Your task is to output the entries below word for word.

**** SUPPLIED RECORDS ****

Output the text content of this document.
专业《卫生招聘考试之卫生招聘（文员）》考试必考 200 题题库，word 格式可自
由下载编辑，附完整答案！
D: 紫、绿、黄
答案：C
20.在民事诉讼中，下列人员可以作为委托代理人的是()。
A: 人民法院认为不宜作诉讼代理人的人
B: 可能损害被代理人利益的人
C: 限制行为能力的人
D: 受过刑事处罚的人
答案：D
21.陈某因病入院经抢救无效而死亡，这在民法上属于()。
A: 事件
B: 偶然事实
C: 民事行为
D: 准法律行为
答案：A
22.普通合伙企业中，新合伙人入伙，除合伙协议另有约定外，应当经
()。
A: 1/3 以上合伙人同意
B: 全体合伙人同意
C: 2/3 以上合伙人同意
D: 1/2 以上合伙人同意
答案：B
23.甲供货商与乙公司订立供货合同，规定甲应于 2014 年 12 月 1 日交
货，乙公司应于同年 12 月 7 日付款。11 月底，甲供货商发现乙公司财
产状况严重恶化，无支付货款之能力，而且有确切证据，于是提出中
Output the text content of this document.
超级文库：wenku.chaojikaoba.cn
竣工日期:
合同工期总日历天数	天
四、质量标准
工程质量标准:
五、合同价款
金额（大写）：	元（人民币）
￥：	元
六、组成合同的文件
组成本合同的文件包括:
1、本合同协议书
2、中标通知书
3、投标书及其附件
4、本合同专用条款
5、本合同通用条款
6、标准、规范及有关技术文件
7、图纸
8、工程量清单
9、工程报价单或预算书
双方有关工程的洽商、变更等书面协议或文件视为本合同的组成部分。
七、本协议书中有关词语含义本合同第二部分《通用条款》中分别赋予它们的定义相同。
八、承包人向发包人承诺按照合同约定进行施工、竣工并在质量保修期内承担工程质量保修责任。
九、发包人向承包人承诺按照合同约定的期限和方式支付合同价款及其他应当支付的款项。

****

▸ **CORRECT OUTPUT**:
Output the text content of this document.
专业《卫生招聘考试之卫生招聘（文员）》考试必考 200 题题库，word 格式可自
由下载编辑，附完整答案！
D: 紫、绿、黄
答案：C
20.在民事诉讼中，下列人员可以作为委托代理人的是()。
A: 人民法院认为不宜作诉讼代理人的人
B: 可能损害被代理人利益的人
C: 限制行为能力的人
D: 受过刑事处罚的人
答案：D
21.陈某因病入院经抢救无效而死亡，这在民法上属于()。
A: 事件
B: 偶然事实
C: 民事行为
D: 准法律行为
答案：A
22.普通合伙企业中，新合伙人入伙，除合伙协议另有约定外，应当经
()。
A: 1/3 以上合伙人同意
B: 全体合伙人同意
C: 2/3 以上合伙人同意
D: 1/2 以上合伙人同意
答案：B
23.甲供货商与乙公司订立供货合同，规定甲应于 2014 年 12 月 1 日交
货，乙公司应于同年 12 月 7 日付款。11 月底，甲供货商发现乙公司财
产状况严重恶化，无支付货款之能力，而且有确切证据，于是提出中
Output the text content of this document.
超级文库：wenku.chaojikaoba.cn
竣工日期:
合同工期总日历天数	天
四、质量标准
工程质量标准:
五、合同价款
金额（大写）：	元（人民币）
￥：	元
六、组成合同的文件
组成本合同的文件包括:
1、本合同协议书
2、中标通知书
3、投标书及其附件
4、本合同专用条款
5、本合同通用条款
6、标准、规范及有关技术文件
7、图纸
8、工程量清单
9、工程报价单或预算书
双方有关工程的洽商、变更等书面协议或文件视为本合同的组成部分。
七、本协议书中有关词语含义本合同第二部分《通用条款》中分别赋予它们的定义相同。
八、承包人向发包人承诺按照合同约定进行施工、竣工并在质量保修期内承担工程质量保修责任。
九、发包人向承包人承诺按照合同约定的期限和方式支付合同价款及其他应当支付的款项。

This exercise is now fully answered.